=== Provided records ===
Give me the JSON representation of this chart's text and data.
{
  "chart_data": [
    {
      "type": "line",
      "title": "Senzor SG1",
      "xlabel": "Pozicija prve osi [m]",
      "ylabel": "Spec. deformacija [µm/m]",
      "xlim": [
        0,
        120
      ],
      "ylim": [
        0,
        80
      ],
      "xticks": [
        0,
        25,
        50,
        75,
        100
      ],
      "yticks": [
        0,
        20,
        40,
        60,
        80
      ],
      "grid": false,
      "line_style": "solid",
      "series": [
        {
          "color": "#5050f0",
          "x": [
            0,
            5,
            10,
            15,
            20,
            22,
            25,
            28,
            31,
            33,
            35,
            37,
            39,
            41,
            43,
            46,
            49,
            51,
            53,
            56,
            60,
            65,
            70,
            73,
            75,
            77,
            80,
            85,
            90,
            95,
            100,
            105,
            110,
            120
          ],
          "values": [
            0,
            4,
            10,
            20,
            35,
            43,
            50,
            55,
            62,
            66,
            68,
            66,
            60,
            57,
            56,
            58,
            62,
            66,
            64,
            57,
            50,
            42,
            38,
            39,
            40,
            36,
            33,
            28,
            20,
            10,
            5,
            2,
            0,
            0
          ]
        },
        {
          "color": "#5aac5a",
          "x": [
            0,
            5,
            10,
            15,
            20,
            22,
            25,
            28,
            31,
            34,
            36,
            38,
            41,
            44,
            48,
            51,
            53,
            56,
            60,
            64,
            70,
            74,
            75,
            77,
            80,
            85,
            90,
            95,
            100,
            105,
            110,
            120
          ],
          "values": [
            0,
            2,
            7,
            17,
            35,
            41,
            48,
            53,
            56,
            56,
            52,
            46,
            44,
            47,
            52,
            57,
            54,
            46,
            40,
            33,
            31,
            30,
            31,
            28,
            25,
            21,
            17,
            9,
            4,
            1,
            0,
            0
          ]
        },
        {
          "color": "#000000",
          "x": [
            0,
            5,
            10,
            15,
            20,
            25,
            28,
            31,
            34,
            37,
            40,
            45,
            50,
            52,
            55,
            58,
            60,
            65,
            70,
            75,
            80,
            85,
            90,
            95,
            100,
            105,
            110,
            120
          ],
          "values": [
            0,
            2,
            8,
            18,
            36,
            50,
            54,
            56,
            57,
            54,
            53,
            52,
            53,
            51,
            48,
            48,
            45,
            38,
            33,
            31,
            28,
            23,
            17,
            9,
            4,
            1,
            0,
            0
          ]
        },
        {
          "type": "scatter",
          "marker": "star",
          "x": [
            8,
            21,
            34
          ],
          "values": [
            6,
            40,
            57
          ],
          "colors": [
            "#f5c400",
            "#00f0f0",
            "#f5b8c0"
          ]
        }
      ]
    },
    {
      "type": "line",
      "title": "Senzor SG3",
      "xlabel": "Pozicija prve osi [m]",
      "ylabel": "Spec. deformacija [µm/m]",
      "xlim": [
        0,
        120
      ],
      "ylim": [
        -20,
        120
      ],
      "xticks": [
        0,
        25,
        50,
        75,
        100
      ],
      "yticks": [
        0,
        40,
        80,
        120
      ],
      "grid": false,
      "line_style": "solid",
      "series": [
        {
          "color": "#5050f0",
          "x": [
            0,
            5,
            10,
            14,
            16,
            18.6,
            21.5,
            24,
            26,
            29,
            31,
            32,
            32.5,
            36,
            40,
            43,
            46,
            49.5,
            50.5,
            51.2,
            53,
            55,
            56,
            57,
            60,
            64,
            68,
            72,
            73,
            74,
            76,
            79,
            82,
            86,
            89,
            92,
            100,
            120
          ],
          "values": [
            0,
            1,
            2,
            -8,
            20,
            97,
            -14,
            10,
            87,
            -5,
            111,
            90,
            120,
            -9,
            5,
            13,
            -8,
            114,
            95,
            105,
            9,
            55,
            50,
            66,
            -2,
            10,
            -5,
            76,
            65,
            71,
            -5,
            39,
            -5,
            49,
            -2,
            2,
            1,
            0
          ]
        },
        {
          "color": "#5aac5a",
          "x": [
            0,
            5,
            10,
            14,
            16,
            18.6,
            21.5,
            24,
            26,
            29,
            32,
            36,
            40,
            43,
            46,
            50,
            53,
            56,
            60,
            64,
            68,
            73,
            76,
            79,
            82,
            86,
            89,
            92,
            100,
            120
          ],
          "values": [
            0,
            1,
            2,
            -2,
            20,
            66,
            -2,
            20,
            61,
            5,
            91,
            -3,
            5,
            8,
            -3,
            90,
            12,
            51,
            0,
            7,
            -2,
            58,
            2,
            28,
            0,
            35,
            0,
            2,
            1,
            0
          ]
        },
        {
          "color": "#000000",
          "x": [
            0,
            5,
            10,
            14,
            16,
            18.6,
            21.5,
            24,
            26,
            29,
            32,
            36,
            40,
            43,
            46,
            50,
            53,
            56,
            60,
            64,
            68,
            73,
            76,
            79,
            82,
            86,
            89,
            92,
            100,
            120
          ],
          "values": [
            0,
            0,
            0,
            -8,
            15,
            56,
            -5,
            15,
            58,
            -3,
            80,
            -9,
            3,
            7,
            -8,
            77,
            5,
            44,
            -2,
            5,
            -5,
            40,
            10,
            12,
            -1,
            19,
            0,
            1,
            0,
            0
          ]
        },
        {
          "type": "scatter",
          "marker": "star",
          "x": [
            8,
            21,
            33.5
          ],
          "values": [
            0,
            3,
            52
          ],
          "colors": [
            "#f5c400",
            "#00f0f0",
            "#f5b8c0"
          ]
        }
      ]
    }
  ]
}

=== What is expected ===
From the records above, extract every entry exactly as given.

=== Solution to this exercise ===
Give me the JSON representation of this chart's text and data.
{
  "chart_data": [
    {
      "type": "line",
      "title": "Senzor SG1",
      "xlabel": "Pozicija prve osi [m]",
      "ylabel": "Spec. deformacija [µm/m]",
      "xlim": [
        0,
        120
      ],
      "ylim": [
        0,
        80
      ],
      "xticks": [
        0,
        25,
        50,
        75,
        100
      ],
      "yticks": [
        0,
        20,
        40,
        60,
        80
      ],
      "grid": false,
      "line_style": "solid",
      "series": [
        {
          "color": "#5050f0",
          "x": [
            0,
            5,
            10,
            15,
            20,
            22,
            25,
            28,
            31,
            33,
            35,
            37,
            39,
            41,
            43,
            46,
            49,
            51,
            53,
            56,
            60,
            65,
            70,
            73,
            75,
            77,
            80,
            85,
            90,
            95,
            100,
            105,
            110,
            120
          ],
          "values": [
            0,
            4,
            10,
            20,
            35,
            43,
            50,
            55,
            62,
            66,
            68,
            66,
            60,
            57,
            56,
            58,
            62,
            66,
            64,
            57,
            50,
            42,
            38,
            39,
            40,
            36,
            33,
            28,
            20,
            10,
            5,
            2,
            0,
            0
          ]
        },
        {
          "color": "#5aac5a",
          "x": [
            0,
            5,
            10,
            15,
            20,
            22,
            25,
            28,
            31,
            34,
            36,
            38,
            41,
            44,
            48,
            51,
            53,
            56,
            60,
            64,
            70,
            74,
            75,
            77,
            80,
            85,
            90,
            95,
            100,
            105,
            110,
            120
          ],
          "values": [
            0,
            2,
            7,
            17,
            35,
            41,
            48,
            53,
            56,
            56,
            52,
            46,
            44,
            47,
            52,
            57,
            54,
            46,
            40,
            33,
            31,
            30,
            31,
            28,
            25,
            21,
            17,
            9,
            4,
            1,
            0,
            0
          ]
        },
        {
          "color": "#000000",
          "x": [
            0,
            5,
            10,
            15,
            20,
            25,
            28,
            31,
            34,
            37,
            40,
            45,
            50,
            52,
            55,
            58,
            60,
            65,
            70,
            75,
            80,
            85,
            90,
            95,
            100,
            105,
            110,
            120
          ],
          "values": [
            0,
            2,
            8,
            18,
            36,
            50,
            54,
            56,
            57,
            54,
            53,
            52,
            53,
            51,
            48,
            48,
            45,
            38,
            33,
            31,
            28,
            23,
            17,
            9,
            4,
            1,
            0,
            0
          ]
        },
        {
          "type": "scatter",
          "marker": "star",
          "x": [
            8,
            21,
            34
          ],
          "values": [
            6,
            40,
            57
          ],
          "colors": [
            "#f5c400",
            "#00f0f0",
            "#f5b8c0"
          ]
        }
      ]
    },
    {
      "type": "line",
      "title": "Senzor SG3",
      "xlabel": "Pozicija prve osi [m]",
      "ylabel": "Spec. deformacija [µm/m]",
      "xlim": [
        0,
        120
      ],
      "ylim": [
        -20,
        120
      ],
      "xticks": [
        0,
        25,
        50,
        75,
        100
      ],
      "yticks": [
        0,
        40,
        80,
        120
      ],
      "grid": false,
      "line_style": "solid",
      "series": [
        {
          "color": "#5050f0",
          "x": [
            0,
            5,
            10,
            14,
            16,
            18.6,
            21.5,
            24,
            26,
            29,
            31,
            32,
            32.5,
            36,
            40,
            43,
            46,
            49.5,
            50.5,
            51.2,
            53,
            55,
            56,
            57,
            60,
            64,
            68,
            72,
            73,
            74,
            76,
            79,
            82,
            86,
            89,
            92,
            100,
            120
          ],
          "values": [
            0,
            1,
            2,
            -8,
            20,
            97,
            -14,
            10,
            87,
            -5,
            111,
            90,
            120,
            -9,
            5,
            13,
            -8,
            114,
            95,
            105,
            9,
            55,
            50,
            66,
            -2,
            10,
            -5,
            76,
            65,
            71,
            -5,
            39,
            -5,
            49,
            -2,
            2,
            1,
            0
          ]
        },
        {
          "color": "#5aac5a",
          "x": [
            0,
            5,
            10,
            14,
            16,
            18.6,
            21.5,
            24,
            26,
            29,
            32,
            36,
            40,
            43,
            46,
            50,
            53,
            56,
            60,
            64,
            68,
            73,
            76,
            79,
            82,
            86,
            89,
            92,
            100,
            120
          ],
          "values": [
            0,
            1,
            2,
            -2,
            20,
            66,
            -2,
            20,
            61,
            5,
            91,
            -3,
            5,
            8,
            -3,
            90,
            12,
            51,
            0,
            7,
            -2,
            58,
            2,
            28,
            0,
            35,
            0,
            2,
            1,
            0
          ]
        },
        {
          "color": "#000000",
          "x": [
            0,
            5,
            10,
            14,
            16,
            18.6,
            21.5,
            24,
            26,
            29,
            32,
            36,
            40,
            43,
            46,
            50,
            53,
            56,
            60,
            64,
            68,
            73,
            76,
            79,
            82,
            86,
            89,
            92,
            100,
            120
          ],
          "values": [
            0,
            0,
            0,
            -8,
            15,
            56,
            -5,
            15,
            58,
            -3,
            80,
            -9,
            3,
            7,
            -8,
            77,
            5,
            44,
            -2,
            5,
            -5,
            40,
            10,
            12,
            -1,
            19,
            0,
            1,
            0,
            0
          ]
        },
        {
          "type": "scatter",
          "marker": "star",
          "x": [
            8,
            21,
            33.5
          ],
          "values": [
            0,
            3,
            52
          ],
          "colors": [
            "#f5c400",
            "#00f0f0",
            "#f5b8c0"
          ]
        }
      ]
    }
  ]
}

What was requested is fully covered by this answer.